Do this: In the article below on starting a company in Colombia, what share of the country's technology companies does Bogotá host?

Colombia has the third-largest tech startup ecosystem in Latin America, with over 2,126 active startups and venture capital inflows projected to exceed USD 600 million. For foreign entrepreneurs, the country offers full ownership rights, a streamlined digital registration process, and visa pathways tied directly to business investment. This article covers everything you need to get a company off the ground in Colombia: from choosing the right structure and meeting capital requirements to opening a corporate bank account and understanding your tax obligations.

The business environment in Colombia

The World Bank's Business Ready 2025 report designates Bogotá as Colombia's reference business city. The country scores 88 points in Utility Services, placing it in the top 20% globally, and 75 points in Regulatory Framework. Operational efficiency comes in at 59 points, while international trade remains an area for improvement at 48 points, with imported goods taking an average of 28 days to clear border control agencies.

Colombia's startup ecosystem has grown steadily, trailing only Brazil and Mexico across the region. Bogotá alone hosts 62% of the country's technology companies and acts as the country's fintech hub. Foreign Direct Investment has shifted notably toward non-extractive industries, including business services, manufacturing, tourism, and renewable energy, making the country increasingly relevant for entrepreneurs beyond the traditional mining and energy sectors.

Record excerpts:
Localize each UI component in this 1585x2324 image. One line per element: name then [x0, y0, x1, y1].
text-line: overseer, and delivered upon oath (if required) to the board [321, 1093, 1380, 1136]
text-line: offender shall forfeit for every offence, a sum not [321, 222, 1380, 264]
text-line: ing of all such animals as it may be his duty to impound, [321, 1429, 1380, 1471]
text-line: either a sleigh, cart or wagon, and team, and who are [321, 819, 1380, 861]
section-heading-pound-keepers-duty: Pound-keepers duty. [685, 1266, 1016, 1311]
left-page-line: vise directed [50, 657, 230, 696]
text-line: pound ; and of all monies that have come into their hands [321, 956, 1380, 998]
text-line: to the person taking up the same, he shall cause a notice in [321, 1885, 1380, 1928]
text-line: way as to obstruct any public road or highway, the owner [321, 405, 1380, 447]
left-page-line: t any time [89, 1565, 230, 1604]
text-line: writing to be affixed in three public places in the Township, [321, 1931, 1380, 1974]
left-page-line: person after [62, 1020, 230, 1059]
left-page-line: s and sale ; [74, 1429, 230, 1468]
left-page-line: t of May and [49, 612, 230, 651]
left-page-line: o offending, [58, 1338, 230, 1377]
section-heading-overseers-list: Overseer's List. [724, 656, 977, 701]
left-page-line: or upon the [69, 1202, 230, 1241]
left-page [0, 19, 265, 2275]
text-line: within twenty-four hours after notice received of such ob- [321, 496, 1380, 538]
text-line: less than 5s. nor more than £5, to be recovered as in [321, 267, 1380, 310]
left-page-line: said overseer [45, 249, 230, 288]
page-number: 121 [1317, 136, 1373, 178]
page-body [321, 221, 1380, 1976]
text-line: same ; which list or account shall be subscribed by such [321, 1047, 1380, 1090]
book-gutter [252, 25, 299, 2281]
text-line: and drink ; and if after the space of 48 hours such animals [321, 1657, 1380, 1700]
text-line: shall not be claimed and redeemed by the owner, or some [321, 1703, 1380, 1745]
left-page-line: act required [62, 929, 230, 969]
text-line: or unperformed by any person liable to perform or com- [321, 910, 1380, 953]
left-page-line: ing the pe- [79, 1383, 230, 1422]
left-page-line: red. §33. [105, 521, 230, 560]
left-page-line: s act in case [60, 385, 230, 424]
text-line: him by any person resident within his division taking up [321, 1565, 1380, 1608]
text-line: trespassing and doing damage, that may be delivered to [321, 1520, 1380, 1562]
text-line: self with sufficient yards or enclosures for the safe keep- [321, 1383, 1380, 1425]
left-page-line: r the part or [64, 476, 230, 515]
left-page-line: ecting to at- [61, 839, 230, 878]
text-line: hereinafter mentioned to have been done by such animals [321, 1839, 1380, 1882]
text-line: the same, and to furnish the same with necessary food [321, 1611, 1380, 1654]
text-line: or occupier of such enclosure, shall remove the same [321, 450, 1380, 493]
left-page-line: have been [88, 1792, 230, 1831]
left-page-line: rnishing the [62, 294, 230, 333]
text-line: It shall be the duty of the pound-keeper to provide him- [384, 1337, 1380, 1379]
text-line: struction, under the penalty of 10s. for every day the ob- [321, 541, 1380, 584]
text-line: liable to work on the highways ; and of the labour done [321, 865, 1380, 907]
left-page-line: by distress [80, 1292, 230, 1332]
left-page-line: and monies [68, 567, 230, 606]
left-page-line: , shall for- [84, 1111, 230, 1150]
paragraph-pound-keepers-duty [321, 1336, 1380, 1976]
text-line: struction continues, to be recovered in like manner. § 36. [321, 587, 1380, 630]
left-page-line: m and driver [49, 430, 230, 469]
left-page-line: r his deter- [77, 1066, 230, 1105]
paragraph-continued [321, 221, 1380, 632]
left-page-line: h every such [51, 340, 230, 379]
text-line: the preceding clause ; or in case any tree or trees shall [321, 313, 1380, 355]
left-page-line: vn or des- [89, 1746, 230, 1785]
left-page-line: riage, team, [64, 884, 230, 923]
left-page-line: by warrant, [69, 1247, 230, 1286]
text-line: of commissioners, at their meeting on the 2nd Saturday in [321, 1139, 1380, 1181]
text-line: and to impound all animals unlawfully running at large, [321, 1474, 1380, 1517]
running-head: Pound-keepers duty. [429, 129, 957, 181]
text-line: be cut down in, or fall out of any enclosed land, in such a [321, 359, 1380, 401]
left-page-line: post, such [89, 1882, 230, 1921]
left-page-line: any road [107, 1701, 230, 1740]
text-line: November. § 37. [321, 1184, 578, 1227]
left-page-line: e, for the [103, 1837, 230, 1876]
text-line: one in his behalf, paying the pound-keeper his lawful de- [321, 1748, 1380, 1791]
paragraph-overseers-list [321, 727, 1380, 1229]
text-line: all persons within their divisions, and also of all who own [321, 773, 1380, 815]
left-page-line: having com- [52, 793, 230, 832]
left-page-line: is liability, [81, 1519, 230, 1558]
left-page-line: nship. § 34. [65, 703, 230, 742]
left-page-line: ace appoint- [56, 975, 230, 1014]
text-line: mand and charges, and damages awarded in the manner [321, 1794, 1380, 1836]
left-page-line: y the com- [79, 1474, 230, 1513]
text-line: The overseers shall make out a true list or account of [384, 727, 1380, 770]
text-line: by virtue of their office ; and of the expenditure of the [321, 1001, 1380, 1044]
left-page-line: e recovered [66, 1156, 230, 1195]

Correct result: 62%